*** Text passage ***

Now, add a ? to the end of the line, so it reads toymir.hz_to_period? and press <ENTER>. This will bring up the documentation for the hz_to_period function, which you can quit by hitting q. If you add two ?? instead of one, it will bring up both the documentation and the source code (if available). This is handy for quickly getting a feel for how a function works!

Relative and absolute imports

Which package do i load?

You may have noticed that the import lines in __init__.py above look funny. You might be used to seeing so-called absolute import statements like import numpy, or from scipy.signal import convolve1d, but what’s all this period business in from .freq import *?

This is a special convention to make sure that Python does not get confused about where imports come from. Imagine there was already a package installed on the system called freq. Then from freq import * from within toymir/__init__.py could be ambiguous! Saying from .freq import * tells Python: the freq.py you’re looking for is in this folder. This is critical when you have common submodule names like utils, and avoiding unintentional recursive imports when the submodule shares the package name (like in our case here).

***

▶ Exercise set:
1. Answer these questions from the passage on Python imports:
(a) Which key closes the documentation opened by adding a ? to the line?
(b) What does adding two ?? bring up?
(c) What does writing from .freq import * tell Python?
2. List every import statement that appears in the passage on Python imports, giving each one once.
3. Rewrite the paragraph of the passage on Python imports beginning "This is a special convention" as a short bulleted list that keeps its main facts.
The records are not needed for the tasks on this passage.

*** Provided records ***

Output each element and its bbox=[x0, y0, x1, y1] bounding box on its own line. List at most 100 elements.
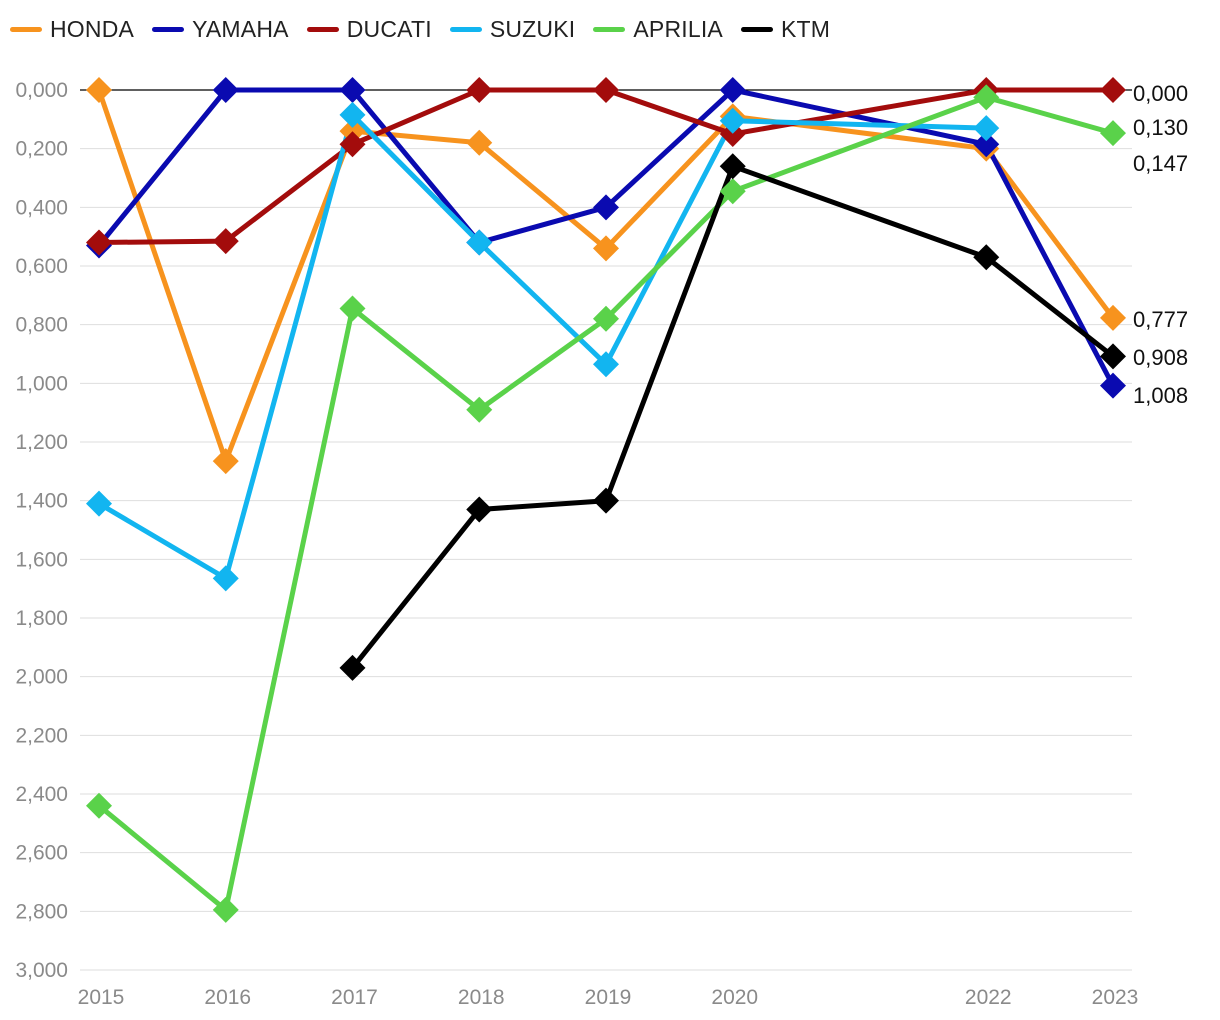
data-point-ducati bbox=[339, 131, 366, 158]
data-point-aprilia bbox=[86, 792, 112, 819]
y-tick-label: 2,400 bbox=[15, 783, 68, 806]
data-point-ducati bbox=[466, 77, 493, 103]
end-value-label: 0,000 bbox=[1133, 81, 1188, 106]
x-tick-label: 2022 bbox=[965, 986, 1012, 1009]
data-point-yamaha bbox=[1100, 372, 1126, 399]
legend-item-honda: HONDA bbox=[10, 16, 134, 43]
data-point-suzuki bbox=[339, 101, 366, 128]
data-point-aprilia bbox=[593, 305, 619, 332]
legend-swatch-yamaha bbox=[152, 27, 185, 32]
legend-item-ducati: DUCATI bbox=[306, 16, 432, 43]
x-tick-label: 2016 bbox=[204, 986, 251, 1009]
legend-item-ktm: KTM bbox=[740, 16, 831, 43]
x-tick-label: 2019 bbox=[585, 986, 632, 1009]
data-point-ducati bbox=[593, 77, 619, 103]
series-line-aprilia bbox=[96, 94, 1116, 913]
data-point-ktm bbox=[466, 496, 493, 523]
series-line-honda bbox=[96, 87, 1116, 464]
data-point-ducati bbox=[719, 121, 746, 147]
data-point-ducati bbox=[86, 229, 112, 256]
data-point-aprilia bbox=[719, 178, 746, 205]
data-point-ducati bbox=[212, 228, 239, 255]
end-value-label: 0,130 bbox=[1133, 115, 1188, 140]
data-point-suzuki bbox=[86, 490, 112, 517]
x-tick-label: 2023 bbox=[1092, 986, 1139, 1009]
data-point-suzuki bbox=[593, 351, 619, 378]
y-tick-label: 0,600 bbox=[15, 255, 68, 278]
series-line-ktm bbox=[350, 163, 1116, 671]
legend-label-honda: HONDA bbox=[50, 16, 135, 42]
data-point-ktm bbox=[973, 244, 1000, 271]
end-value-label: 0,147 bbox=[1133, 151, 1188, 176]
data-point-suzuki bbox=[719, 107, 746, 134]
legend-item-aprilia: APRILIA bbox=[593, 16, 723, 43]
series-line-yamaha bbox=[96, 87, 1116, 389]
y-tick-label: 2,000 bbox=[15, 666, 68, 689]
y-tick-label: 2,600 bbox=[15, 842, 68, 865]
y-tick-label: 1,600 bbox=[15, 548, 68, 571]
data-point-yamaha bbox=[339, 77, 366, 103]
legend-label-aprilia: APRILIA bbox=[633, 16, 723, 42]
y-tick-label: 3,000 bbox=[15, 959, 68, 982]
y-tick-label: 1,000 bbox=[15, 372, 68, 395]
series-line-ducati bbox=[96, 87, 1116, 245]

***

▶ Expected responses:
1.
(a) The q key.
(b) Both the documentation and the source code (if available).
(c) That the freq.py it is looking for is in this folder.

2.
- import numpy
- from scipy.signal import convolve1d
- from .freq import *
- from freq import *

3.
- The period in relative imports is a convention that keeps Python from getting confused about where imports come from.
- If a package called freq were already installed, from freq import * inside toymir/__init__.py could be ambiguous.
- from .freq import * tells Python that the freq.py it needs is in this folder.
- This matters for common submodule names such as utils.
- It also avoids unintentional recursive imports when a submodule shares the package name.